Work required » Set down the material below in full, matching it exactly.

Records for this exercise »
= = = =
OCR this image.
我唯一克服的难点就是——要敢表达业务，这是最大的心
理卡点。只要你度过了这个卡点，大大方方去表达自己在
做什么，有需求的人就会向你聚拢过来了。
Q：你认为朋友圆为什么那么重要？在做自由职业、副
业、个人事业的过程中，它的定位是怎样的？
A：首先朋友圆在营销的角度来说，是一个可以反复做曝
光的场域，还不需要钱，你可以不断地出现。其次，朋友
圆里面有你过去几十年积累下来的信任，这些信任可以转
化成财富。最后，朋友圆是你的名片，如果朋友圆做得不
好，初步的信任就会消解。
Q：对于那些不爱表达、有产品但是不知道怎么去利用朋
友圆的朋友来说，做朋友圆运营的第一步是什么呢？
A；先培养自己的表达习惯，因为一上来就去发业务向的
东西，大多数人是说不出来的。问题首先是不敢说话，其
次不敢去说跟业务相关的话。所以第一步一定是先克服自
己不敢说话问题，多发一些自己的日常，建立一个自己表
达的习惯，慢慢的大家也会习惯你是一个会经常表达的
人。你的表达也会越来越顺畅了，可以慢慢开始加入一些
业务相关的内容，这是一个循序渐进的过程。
= = = =
Solution to this exercise »
OCR this image.
我唯一克服的难点就是——要敢表达业务，这是最大的心
理卡点。只要你度过了这个卡点，大大方方去表达自己在
做什么，有需求的人就会向你聚拢过来了。
Q：你认为朋友圆为什么那么重要？在做自由职业、副
业、个人事业的过程中，它的定位是怎样的？
A：首先朋友圆在营销的角度来说，是一个可以反复做曝
光的场域，还不需要钱，你可以不断地出现。其次，朋友
圆里面有你过去几十年积累下来的信任，这些信任可以转
化成财富。最后，朋友圆是你的名片，如果朋友圆做得不
好，初步的信任就会消解。
Q：对于那些不爱表达、有产品但是不知道怎么去利用朋
友圆的朋友来说，做朋友圆运营的第一步是什么呢？
A；先培养自己的表达习惯，因为一上来就去发业务向的
东西，大多数人是说不出来的。问题首先是不敢说话，其
次不敢去说跟业务相关的话。所以第一步一定是先克服自
己不敢说话问题，多发一些自己的日常，建立一个自己表
达的习惯，慢慢的大家也会习惯你是一个会经常表达的
人。你的表达也会越来越顺畅了，可以慢慢开始加入一些
业务相关的内容，这是一个循序渐进的过程。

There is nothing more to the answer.